Written request: Retype all of the listing exactly, passing over any picture you find.

Available records:
· · ·
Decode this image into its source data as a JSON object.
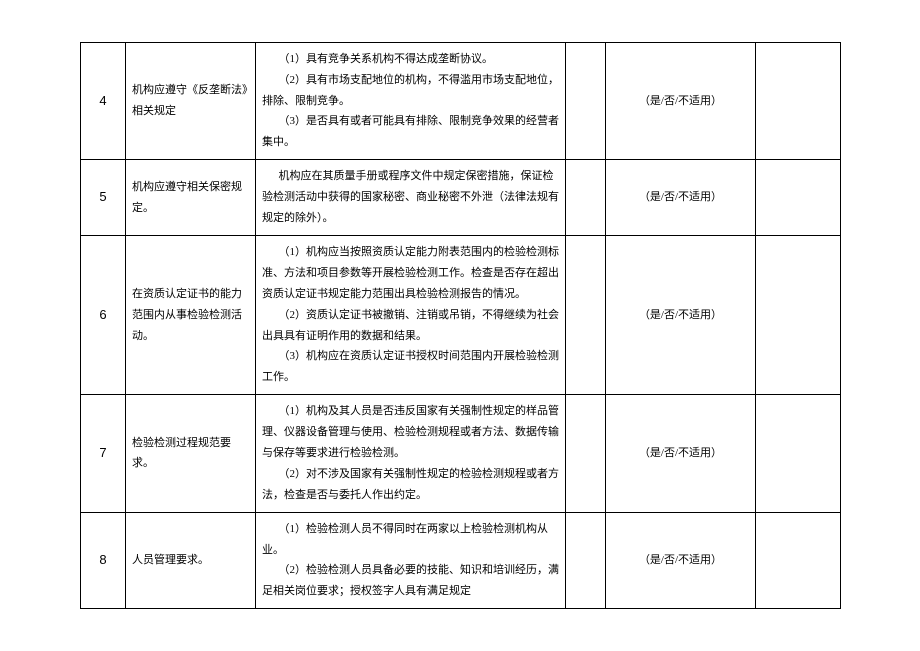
{
  "options_text": "（是/否/不适用）",
  "rows": [
    {
      "num": "4",
      "requirement": "机构应遵守《反垄断法》相关规定",
      "details": [
        "（1）具有竞争关系机构不得达成垄断协议。",
        "（2）具有市场支配地位的机构，不得滥用市场支配地位，排除、限制竞争。",
        "（3）是否具有或者可能具有排除、限制竞争效果的经营者集中。"
      ]
    },
    {
      "num": "5",
      "requirement": "机构应遵守相关保密规定。",
      "details": [
        "机构应在其质量手册或程序文件中规定保密措施，保证检验检测活动中获得的国家秘密、商业秘密不外泄（法律法规有规定的除外）。"
      ]
    },
    {
      "num": "6",
      "requirement": "在资质认定证书的能力范围内从事检验检测活动。",
      "details": [
        "（1）机构应当按照资质认定能力附表范围内的检验检测标准、方法和项目参数等开展检验检测工作。检查是否存在超出资质认定证书规定能力范围出具检验检测报告的情况。",
        "（2）资质认定证书被撤销、注销或吊销，不得继续为社会出具具有证明作用的数据和结果。",
        "（3）机构应在资质认定证书授权时间范围内开展检验检测工作。"
      ]
    },
    {
      "num": "7",
      "requirement": "检验检测过程规范要求。",
      "details": [
        "（1）机构及其人员是否违反国家有关强制性规定的样品管理、仪器设备管理与使用、检验检测规程或者方法、数据传输与保存等要求进行检验检测。",
        "（2）对不涉及国家有关强制性规定的检验检测规程或者方法，检查是否与委托人作出约定。"
      ]
    },
    {
      "num": "8",
      "requirement": "人员管理要求。",
      "details": [
        "（1）检验检测人员不得同时在两家以上检验检测机构从业。",
        "（2）检验检测人员具备必要的技能、知识和培训经历，满足相关岗位要求；授权签字人具有满足规定"
      ]
    }
  ]
}
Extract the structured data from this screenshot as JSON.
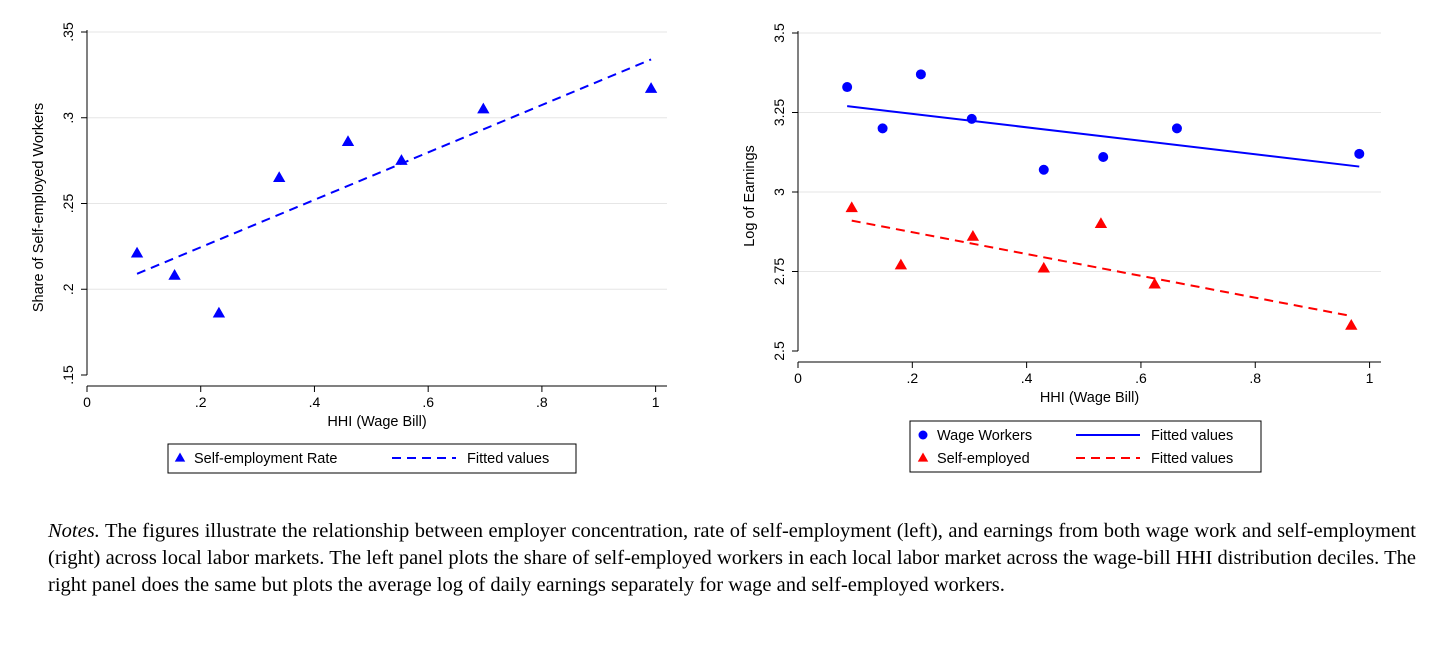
{
  "chart_data": [
    {
      "type": "scatter",
      "xlabel": "HHI (Wage Bill)",
      "ylabel": "Share of Self-employed Workers",
      "xlim": [
        0,
        1.02
      ],
      "ylim": [
        0.15,
        0.35
      ],
      "xticks": [
        0,
        0.2,
        0.4,
        0.6,
        0.8,
        1
      ],
      "xtick_labels": [
        "0",
        ".2",
        ".4",
        ".6",
        ".8",
        "1"
      ],
      "yticks": [
        0.15,
        0.2,
        0.25,
        0.3,
        0.35
      ],
      "ytick_labels": [
        ".15",
        ".2",
        ".25",
        ".3",
        ".35"
      ],
      "grid": "horizontal",
      "legend_position": "bottom",
      "series": [
        {
          "name": "Self-employment Rate",
          "kind": "points",
          "marker": "triangle",
          "color": "#0000ff",
          "points": [
            [
              0.088,
              0.221
            ],
            [
              0.154,
              0.208
            ],
            [
              0.232,
              0.186
            ],
            [
              0.338,
              0.265
            ],
            [
              0.459,
              0.286
            ],
            [
              0.553,
              0.275
            ],
            [
              0.697,
              0.305
            ],
            [
              0.992,
              0.317
            ]
          ]
        },
        {
          "name": "Fitted values",
          "kind": "line",
          "dash": "dashed",
          "color": "#0000ff",
          "points": [
            [
              0.088,
              0.209
            ],
            [
              0.992,
              0.334
            ]
          ]
        }
      ]
    },
    {
      "type": "scatter",
      "xlabel": "HHI (Wage Bill)",
      "ylabel": "Log of Earnings",
      "xlim": [
        0,
        1.02
      ],
      "ylim": [
        2.5,
        3.5
      ],
      "xticks": [
        0,
        0.2,
        0.4,
        0.6,
        0.8,
        1
      ],
      "xtick_labels": [
        "0",
        ".2",
        ".4",
        ".6",
        ".8",
        "1"
      ],
      "yticks": [
        2.5,
        2.75,
        3,
        3.25,
        3.5
      ],
      "ytick_labels": [
        "2.5",
        "2.75",
        "3",
        "3.25",
        "3.5"
      ],
      "grid": "horizontal",
      "legend_position": "bottom",
      "series": [
        {
          "name": "Wage Workers",
          "kind": "points",
          "marker": "circle",
          "color": "#0000ff",
          "points": [
            [
              0.086,
              3.33
            ],
            [
              0.148,
              3.2
            ],
            [
              0.215,
              3.37
            ],
            [
              0.304,
              3.23
            ],
            [
              0.43,
              3.07
            ],
            [
              0.534,
              3.11
            ],
            [
              0.663,
              3.2
            ],
            [
              0.982,
              3.12
            ]
          ]
        },
        {
          "name": "Fitted values",
          "kind": "line",
          "dash": "solid",
          "color": "#0000ff",
          "points": [
            [
              0.086,
              3.27
            ],
            [
              0.982,
              3.08
            ]
          ]
        },
        {
          "name": "Self-employed",
          "kind": "points",
          "marker": "triangle",
          "color": "#ff0000",
          "points": [
            [
              0.094,
              2.95
            ],
            [
              0.18,
              2.77
            ],
            [
              0.306,
              2.86
            ],
            [
              0.43,
              2.76
            ],
            [
              0.53,
              2.9
            ],
            [
              0.624,
              2.71
            ],
            [
              0.968,
              2.58
            ]
          ]
        },
        {
          "name": "Fitted values",
          "kind": "line",
          "dash": "dashed",
          "color": "#ff0000",
          "points": [
            [
              0.094,
              2.91
            ],
            [
              0.968,
              2.61
            ]
          ]
        }
      ]
    }
  ],
  "notes": {
    "lead": "Notes.",
    "text": " The figures illustrate the relationship between employer concentration, rate of self-employment (left), and earnings from both wage work and self-employment (right) across local labor markets. The left panel plots the share of self-employed workers in each local labor market across the wage-bill HHI distribution deciles. The right panel does the same but plots the average log of daily earnings separately for wage and self-employed workers."
  }
}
· · ·
Reply:
Decode this image into its source data as a JSON object.
{
  "options_text": "（是/否/不适用）",
  "rows": [
    {
      "num": "4",
      "requirement": "机构应遵守《反垄断法》相关规定",
      "details": [
        "（1）具有竞争关系机构不得达成垄断协议。",
        "（2）具有市场支配地位的机构，不得滥用市场支配地位，排除、限制竞争。",
        "（3）是否具有或者可能具有排除、限制竞争效果的经营者集中。"
      ]
    },
    {
      "num": "5",
      "requirement": "机构应遵守相关保密规定。",
      "details": [
        "机构应在其质量手册或程序文件中规定保密措施，保证检验检测活动中获得的国家秘密、商业秘密不外泄（法律法规有规定的除外）。"
      ]
    },
    {
      "num": "6",
      "requirement": "在资质认定证书的能力范围内从事检验检测活动。",
      "details": [
        "（1）机构应当按照资质认定能力附表范围内的检验检测标准、方法和项目参数等开展检验检测工作。检查是否存在超出资质认定证书规定能力范围出具检验检测报告的情况。",
        "（2）资质认定证书被撤销、注销或吊销，不得继续为社会出具具有证明作用的数据和结果。",
        "（3）机构应在资质认定证书授权时间范围内开展检验检测工作。"
      ]
    },
    {
      "num": "7",
      "requirement": "检验检测过程规范要求。",
      "details": [
        "（1）机构及其人员是否违反国家有关强制性规定的样品管理、仪器设备管理与使用、检验检测规程或者方法、数据传输与保存等要求进行检验检测。",
        "（2）对不涉及国家有关强制性规定的检验检测规程或者方法，检查是否与委托人作出约定。"
      ]
    },
    {
      "num": "8",
      "requirement": "人员管理要求。",
      "details": [
        "（1）检验检测人员不得同时在两家以上检验检测机构从业。",
        "（2）检验检测人员具备必要的技能、知识和培训经历，满足相关岗位要求；授权签字人具有满足规定"
      ]
    }
  ]
}
Extract the structured data from this screenshot as JSON.
{
  "chart_data": [
    {
      "type": "scatter",
      "xlabel": "HHI (Wage Bill)",
      "ylabel": "Share of Self-employed Workers",
      "xlim": [
        0,
        1.02
      ],
      "ylim": [
        0.15,
        0.35
      ],
      "xticks": [
        0,
        0.2,
        0.4,
        0.6,
        0.8,
        1
      ],
      "xtick_labels": [
        "0",
        ".2",
        ".4",
        ".6",
        ".8",
        "1"
      ],
      "yticks": [
        0.15,
        0.2,
        0.25,
        0.3,
        0.35
      ],
      "ytick_labels": [
        ".15",
        ".2",
        ".25",
        ".3",
        ".35"
      ],
      "grid": "horizontal",
      "legend_position": "bottom",
      "series": [
        {
          "name": "Self-employment Rate",
          "kind": "points",
          "marker": "triangle",
          "color": "#0000ff",
          "points": [
            [
              0.088,
              0.221
            ],
            [
              0.154,
              0.208
            ],
            [
              0.232,
              0.186
            ],
            [
              0.338,
              0.265
            ],
            [
              0.459,
              0.286
            ],
            [
              0.553,
              0.275
            ],
            [
              0.697,
              0.305
            ],
            [
              0.992,
              0.317
            ]
          ]
        },
        {
          "name": "Fitted values",
          "kind": "line",
          "dash": "dashed",
          "color": "#0000ff",
          "points": [
            [
              0.088,
              0.209
            ],
            [
              0.992,
              0.334
            ]
          ]
        }
      ]
    },
    {
      "type": "scatter",
      "xlabel": "HHI (Wage Bill)",
      "ylabel": "Log of Earnings",
      "xlim": [
        0,
        1.02
      ],
      "ylim": [
        2.5,
        3.5
      ],
      "xticks": [
        0,
        0.2,
        0.4,
        0.6,
        0.8,
        1
      ],
      "xtick_labels": [
        "0",
        ".2",
        ".4",
        ".6",
        ".8",
        "1"
      ],
      "yticks": [
        2.5,
        2.75,
        3,
        3.25,
        3.5
      ],
      "ytick_labels": [
        "2.5",
        "2.75",
        "3",
        "3.25",
        "3.5"
      ],
      "grid": "horizontal",
      "legend_position": "bottom",
      "series": [
        {
          "name": "Wage Workers",
          "kind": "points",
          "marker": "circle",
          "color": "#0000ff",
          "points": [
            [
              0.086,
              3.33
            ],
            [
              0.148,
              3.2
            ],
            [
              0.215,
              3.37
            ],
            [
              0.304,
              3.23
            ],
            [
              0.43,
              3.07
            ],
            [
              0.534,
              3.11
            ],
            [
              0.663,
              3.2
            ],
            [
              0.982,
              3.12
            ]
          ]
        },
        {
          "name": "Fitted values",
          "kind": "line",
          "dash": "solid",
          "color": "#0000ff",
          "points": [
            [
              0.086,
              3.27
            ],
            [
              0.982,
              3.08
            ]
          ]
        },
        {
          "name": "Self-employed",
          "kind": "points",
          "marker": "triangle",
          "color": "#ff0000",
          "points": [
            [
              0.094,
              2.95
            ],
            [
              0.18,
              2.77
            ],
            [
              0.306,
              2.86
            ],
            [
              0.43,
              2.76
            ],
            [
              0.53,
              2.9
            ],
            [
              0.624,
              2.71
            ],
            [
              0.968,
              2.58
            ]
          ]
        },
        {
          "name": "Fitted values",
          "kind": "line",
          "dash": "dashed",
          "color": "#ff0000",
          "points": [
            [
              0.094,
              2.91
            ],
            [
              0.968,
              2.61
            ]
          ]
        }
      ]
    }
  ],
  "notes": {
    "lead": "Notes.",
    "text": " The figures illustrate the relationship between employer concentration, rate of self-employment (left), and earnings from both wage work and self-employment (right) across local labor markets. The left panel plots the share of self-employed workers in each local labor market across the wage-bill HHI distribution deciles. The right panel does the same but plots the average log of daily earnings separately for wage and self-employed workers."
  }
}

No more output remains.